Task details:
Output an exact reproduction of the data.

§

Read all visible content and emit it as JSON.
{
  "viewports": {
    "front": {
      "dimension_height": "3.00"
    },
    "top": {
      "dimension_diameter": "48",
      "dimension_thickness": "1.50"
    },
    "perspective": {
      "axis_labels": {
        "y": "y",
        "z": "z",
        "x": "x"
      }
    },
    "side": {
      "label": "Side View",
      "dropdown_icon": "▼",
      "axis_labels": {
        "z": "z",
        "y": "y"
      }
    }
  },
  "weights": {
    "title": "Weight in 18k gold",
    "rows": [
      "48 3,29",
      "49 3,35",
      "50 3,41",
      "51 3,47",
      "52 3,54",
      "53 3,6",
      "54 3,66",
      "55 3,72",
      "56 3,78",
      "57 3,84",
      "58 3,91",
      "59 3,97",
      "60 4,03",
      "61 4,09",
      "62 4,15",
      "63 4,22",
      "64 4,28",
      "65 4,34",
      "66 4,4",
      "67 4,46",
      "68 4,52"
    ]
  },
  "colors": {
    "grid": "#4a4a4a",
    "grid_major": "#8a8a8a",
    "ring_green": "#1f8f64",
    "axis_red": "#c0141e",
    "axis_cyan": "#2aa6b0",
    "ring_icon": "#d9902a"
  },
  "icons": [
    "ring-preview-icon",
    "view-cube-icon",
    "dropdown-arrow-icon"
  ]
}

§

Response to this exercise:
Read all visible content and emit it as JSON.
{
  "viewports": {
    "front": {
      "dimension_height": "3.00"
    },
    "top": {
      "dimension_diameter": "48",
      "dimension_thickness": "1.50"
    },
    "perspective": {
      "axis_labels": {
        "y": "y",
        "z": "z",
        "x": "x"
      }
    },
    "side": {
      "label": "Side View",
      "dropdown_icon": "▼",
      "axis_labels": {
        "z": "z",
        "y": "y"
      }
    }
  },
  "weights": {
    "title": "Weight in 18k gold",
    "rows": [
      "48 3,29",
      "49 3,35",
      "50 3,41",
      "51 3,47",
      "52 3,54",
      "53 3,6",
      "54 3,66",
      "55 3,72",
      "56 3,78",
      "57 3,84",
      "58 3,91",
      "59 3,97",
      "60 4,03",
      "61 4,09",
      "62 4,15",
      "63 4,22",
      "64 4,28",
      "65 4,34",
      "66 4,4",
      "67 4,46",
      "68 4,52"
    ]
  },
  "colors": {
    "grid": "#4a4a4a",
    "grid_major": "#8a8a8a",
    "ring_green": "#1f8f64",
    "axis_red": "#c0141e",
    "axis_cyan": "#2aa6b0",
    "ring_icon": "#d9902a"
  },
  "icons": [
    "ring-preview-icon",
    "view-cube-icon",
    "dropdown-arrow-icon"
  ]
}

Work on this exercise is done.